What you need to do:
Show every line containing "points" by copying it.

Supplied data:
━━━━━━━━━━━━━━━━━━━━

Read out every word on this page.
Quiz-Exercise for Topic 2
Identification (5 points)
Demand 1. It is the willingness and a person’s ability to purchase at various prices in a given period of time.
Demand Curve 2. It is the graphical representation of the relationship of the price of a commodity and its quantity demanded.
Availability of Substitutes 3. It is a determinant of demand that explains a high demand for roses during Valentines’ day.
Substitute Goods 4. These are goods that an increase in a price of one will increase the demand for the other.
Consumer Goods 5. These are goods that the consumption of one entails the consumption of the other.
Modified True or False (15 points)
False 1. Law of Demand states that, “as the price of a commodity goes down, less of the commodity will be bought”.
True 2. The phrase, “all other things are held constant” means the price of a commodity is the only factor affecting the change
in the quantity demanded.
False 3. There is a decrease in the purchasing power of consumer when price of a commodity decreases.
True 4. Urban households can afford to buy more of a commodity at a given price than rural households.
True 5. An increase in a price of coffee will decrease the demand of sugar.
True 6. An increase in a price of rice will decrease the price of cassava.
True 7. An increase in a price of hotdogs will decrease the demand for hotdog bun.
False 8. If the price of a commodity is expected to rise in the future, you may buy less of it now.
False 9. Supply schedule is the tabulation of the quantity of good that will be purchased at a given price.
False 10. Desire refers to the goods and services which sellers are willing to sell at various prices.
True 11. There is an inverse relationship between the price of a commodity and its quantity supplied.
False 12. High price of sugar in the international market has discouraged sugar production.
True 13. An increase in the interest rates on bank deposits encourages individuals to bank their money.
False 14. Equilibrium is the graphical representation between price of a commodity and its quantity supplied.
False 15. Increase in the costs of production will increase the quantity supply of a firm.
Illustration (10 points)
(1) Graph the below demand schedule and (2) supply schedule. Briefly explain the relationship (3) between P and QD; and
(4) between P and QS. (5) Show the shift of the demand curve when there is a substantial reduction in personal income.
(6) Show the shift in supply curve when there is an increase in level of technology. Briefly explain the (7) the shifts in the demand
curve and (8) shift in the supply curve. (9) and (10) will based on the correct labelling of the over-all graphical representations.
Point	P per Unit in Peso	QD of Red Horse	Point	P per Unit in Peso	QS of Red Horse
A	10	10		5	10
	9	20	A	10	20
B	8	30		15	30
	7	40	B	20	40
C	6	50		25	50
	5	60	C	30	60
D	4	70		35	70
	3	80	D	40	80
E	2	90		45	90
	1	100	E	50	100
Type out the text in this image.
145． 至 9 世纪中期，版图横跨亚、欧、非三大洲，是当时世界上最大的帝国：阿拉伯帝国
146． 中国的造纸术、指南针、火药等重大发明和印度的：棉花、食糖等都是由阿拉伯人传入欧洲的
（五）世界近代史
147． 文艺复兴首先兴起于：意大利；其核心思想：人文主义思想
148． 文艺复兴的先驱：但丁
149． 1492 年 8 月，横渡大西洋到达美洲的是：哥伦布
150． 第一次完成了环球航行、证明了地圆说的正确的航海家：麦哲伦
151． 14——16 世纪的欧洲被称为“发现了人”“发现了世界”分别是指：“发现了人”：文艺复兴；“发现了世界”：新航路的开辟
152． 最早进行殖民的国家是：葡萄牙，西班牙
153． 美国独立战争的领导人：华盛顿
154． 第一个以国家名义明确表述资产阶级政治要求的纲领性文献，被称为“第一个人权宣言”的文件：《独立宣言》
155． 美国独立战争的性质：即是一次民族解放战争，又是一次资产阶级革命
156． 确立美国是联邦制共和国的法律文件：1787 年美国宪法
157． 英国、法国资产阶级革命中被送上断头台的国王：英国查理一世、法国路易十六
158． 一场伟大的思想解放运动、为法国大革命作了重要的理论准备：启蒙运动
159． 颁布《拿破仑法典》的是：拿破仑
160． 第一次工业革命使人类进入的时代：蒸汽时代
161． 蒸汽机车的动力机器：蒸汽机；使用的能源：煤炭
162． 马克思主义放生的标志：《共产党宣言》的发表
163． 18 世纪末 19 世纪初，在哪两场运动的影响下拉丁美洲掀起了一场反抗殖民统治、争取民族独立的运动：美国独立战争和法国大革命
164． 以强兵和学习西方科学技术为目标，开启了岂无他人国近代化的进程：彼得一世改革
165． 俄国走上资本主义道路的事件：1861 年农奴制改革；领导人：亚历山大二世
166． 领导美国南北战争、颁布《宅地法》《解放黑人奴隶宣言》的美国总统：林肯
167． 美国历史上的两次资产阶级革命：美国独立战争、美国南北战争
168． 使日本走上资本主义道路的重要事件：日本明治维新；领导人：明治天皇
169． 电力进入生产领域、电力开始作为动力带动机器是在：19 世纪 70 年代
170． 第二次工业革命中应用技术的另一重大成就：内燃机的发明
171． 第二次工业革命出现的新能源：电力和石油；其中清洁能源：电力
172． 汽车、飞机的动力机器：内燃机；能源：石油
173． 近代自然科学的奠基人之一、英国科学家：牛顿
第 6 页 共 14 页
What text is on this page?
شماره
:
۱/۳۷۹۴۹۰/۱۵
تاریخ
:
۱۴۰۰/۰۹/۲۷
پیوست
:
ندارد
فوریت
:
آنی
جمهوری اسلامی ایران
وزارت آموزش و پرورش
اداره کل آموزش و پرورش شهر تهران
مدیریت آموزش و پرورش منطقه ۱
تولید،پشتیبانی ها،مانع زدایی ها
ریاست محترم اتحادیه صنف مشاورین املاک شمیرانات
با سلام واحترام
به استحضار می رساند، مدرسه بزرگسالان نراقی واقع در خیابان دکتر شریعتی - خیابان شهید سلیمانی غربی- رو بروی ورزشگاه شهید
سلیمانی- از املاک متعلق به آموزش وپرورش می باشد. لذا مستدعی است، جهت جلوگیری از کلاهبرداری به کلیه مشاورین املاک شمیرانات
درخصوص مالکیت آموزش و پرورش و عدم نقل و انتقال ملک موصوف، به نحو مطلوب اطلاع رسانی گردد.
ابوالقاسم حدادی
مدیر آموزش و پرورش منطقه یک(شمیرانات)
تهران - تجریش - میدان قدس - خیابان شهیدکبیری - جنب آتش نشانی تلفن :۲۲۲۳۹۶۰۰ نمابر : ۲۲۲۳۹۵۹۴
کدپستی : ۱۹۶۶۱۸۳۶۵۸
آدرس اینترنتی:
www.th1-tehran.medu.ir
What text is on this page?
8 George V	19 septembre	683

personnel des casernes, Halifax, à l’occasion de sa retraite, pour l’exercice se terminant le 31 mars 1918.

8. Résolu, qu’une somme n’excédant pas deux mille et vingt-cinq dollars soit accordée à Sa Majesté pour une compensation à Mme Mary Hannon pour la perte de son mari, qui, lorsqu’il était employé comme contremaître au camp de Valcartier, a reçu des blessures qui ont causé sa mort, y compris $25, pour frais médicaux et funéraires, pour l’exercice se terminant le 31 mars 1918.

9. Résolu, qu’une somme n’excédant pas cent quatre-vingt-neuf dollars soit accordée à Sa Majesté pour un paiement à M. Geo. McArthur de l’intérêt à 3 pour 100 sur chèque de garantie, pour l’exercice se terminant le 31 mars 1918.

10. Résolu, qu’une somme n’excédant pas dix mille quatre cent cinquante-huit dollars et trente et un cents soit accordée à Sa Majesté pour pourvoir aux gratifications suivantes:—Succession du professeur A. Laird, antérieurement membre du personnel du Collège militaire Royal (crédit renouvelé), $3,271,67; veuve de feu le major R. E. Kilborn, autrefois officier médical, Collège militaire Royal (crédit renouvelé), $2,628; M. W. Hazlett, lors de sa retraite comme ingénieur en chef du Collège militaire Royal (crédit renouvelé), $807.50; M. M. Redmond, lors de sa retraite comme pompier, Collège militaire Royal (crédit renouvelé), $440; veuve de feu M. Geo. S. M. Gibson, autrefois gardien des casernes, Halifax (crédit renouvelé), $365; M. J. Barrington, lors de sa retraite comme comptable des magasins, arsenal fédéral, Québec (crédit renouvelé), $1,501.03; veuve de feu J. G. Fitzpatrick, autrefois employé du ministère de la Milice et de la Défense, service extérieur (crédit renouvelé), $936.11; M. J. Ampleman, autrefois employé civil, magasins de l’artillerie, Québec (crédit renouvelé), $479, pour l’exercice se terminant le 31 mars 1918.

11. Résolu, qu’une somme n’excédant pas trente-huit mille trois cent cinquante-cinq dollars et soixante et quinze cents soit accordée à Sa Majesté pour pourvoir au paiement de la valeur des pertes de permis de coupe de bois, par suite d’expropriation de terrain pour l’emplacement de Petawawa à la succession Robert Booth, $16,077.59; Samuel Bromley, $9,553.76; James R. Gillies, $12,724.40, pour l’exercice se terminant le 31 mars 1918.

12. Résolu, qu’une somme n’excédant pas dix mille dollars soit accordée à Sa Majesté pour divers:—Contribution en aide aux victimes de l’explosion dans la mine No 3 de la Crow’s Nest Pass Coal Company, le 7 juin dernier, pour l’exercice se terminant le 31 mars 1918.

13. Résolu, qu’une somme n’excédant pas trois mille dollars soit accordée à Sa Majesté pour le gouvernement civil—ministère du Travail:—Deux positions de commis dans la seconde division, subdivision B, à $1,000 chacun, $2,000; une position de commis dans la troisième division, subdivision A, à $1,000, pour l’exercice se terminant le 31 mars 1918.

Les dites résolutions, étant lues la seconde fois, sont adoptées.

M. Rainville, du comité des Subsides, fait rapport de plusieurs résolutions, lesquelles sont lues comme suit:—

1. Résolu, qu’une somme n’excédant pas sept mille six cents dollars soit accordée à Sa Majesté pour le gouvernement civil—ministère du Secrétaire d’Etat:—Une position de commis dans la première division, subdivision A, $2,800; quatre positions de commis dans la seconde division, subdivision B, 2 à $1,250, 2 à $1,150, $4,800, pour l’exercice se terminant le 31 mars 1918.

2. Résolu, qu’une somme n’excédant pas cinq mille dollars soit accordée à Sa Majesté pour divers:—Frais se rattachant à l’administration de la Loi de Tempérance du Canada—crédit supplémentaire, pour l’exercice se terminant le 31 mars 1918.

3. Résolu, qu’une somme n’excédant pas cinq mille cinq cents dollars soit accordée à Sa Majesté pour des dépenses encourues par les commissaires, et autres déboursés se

━━━━━━━━━━━━━━━━━━━━

Answer to the task:
Identification (5 points)
Modified True or False (15 points)
Illustration (10 points)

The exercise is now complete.